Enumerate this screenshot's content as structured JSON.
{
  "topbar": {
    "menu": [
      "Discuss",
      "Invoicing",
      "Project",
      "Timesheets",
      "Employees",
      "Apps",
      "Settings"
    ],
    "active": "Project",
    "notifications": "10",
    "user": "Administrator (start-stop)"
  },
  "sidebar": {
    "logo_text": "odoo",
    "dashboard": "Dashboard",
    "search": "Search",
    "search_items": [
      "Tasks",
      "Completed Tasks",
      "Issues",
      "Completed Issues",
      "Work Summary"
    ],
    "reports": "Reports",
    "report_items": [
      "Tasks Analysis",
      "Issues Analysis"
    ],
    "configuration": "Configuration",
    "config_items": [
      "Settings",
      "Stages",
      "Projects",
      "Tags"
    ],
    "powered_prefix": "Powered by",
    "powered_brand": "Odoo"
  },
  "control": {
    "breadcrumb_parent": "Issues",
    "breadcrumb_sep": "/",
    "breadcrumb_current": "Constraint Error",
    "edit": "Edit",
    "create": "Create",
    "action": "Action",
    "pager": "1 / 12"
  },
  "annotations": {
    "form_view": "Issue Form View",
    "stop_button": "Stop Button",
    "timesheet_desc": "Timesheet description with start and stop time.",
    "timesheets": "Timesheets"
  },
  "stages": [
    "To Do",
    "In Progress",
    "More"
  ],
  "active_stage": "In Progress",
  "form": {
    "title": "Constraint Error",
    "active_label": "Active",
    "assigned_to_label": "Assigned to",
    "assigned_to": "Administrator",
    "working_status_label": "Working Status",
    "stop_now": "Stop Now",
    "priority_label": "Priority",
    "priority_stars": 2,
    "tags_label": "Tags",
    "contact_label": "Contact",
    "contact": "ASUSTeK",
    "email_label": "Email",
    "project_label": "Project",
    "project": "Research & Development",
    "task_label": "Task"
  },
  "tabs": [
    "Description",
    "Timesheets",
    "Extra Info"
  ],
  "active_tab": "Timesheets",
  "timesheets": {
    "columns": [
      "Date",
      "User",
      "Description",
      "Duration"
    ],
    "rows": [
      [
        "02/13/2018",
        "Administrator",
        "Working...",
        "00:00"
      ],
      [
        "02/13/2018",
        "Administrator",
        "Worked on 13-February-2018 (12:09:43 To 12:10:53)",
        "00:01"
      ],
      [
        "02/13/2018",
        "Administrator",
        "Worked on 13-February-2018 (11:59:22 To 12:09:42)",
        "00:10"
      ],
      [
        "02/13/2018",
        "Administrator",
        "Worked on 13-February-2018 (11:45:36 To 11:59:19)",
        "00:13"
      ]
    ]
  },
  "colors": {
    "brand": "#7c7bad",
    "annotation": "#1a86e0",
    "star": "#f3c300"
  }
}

▸ REQUEST
All of the lines above must be returned exactly.

▸ PROBLEM SOLUTION
Enumerate this screenshot's content as structured JSON.
{
  "topbar": {
    "menu": [
      "Discuss",
      "Invoicing",
      "Project",
      "Timesheets",
      "Employees",
      "Apps",
      "Settings"
    ],
    "active": "Project",
    "notifications": "10",
    "user": "Administrator (start-stop)"
  },
  "sidebar": {
    "logo_text": "odoo",
    "dashboard": "Dashboard",
    "search": "Search",
    "search_items": [
      "Tasks",
      "Completed Tasks",
      "Issues",
      "Completed Issues",
      "Work Summary"
    ],
    "reports": "Reports",
    "report_items": [
      "Tasks Analysis",
      "Issues Analysis"
    ],
    "configuration": "Configuration",
    "config_items": [
      "Settings",
      "Stages",
      "Projects",
      "Tags"
    ],
    "powered_prefix": "Powered by",
    "powered_brand": "Odoo"
  },
  "control": {
    "breadcrumb_parent": "Issues",
    "breadcrumb_sep": "/",
    "breadcrumb_current": "Constraint Error",
    "edit": "Edit",
    "create": "Create",
    "action": "Action",
    "pager": "1 / 12"
  },
  "annotations": {
    "form_view": "Issue Form View",
    "stop_button": "Stop Button",
    "timesheet_desc": "Timesheet description with start and stop time.",
    "timesheets": "Timesheets"
  },
  "stages": [
    "To Do",
    "In Progress",
    "More"
  ],
  "active_stage": "In Progress",
  "form": {
    "title": "Constraint Error",
    "active_label": "Active",
    "assigned_to_label": "Assigned to",
    "assigned_to": "Administrator",
    "working_status_label": "Working Status",
    "stop_now": "Stop Now",
    "priority_label": "Priority",
    "priority_stars": 2,
    "tags_label": "Tags",
    "contact_label": "Contact",
    "contact": "ASUSTeK",
    "email_label": "Email",
    "project_label": "Project",
    "project": "Research & Development",
    "task_label": "Task"
  },
  "tabs": [
    "Description",
    "Timesheets",
    "Extra Info"
  ],
  "active_tab": "Timesheets",
  "timesheets": {
    "columns": [
      "Date",
      "User",
      "Description",
      "Duration"
    ],
    "rows": [
      [
        "02/13/2018",
        "Administrator",
        "Working...",
        "00:00"
      ],
      [
        "02/13/2018",
        "Administrator",
        "Worked on 13-February-2018 (12:09:43 To 12:10:53)",
        "00:01"
      ],
      [
        "02/13/2018",
        "Administrator",
        "Worked on 13-February-2018 (11:59:22 To 12:09:42)",
        "00:10"
      ],
      [
        "02/13/2018",
        "Administrator",
        "Worked on 13-February-2018 (11:45:36 To 11:59:19)",
        "00:13"
      ]
    ]
  },
  "colors": {
    "brand": "#7c7bad",
    "annotation": "#1a86e0",
    "star": "#f3c300"
  }
}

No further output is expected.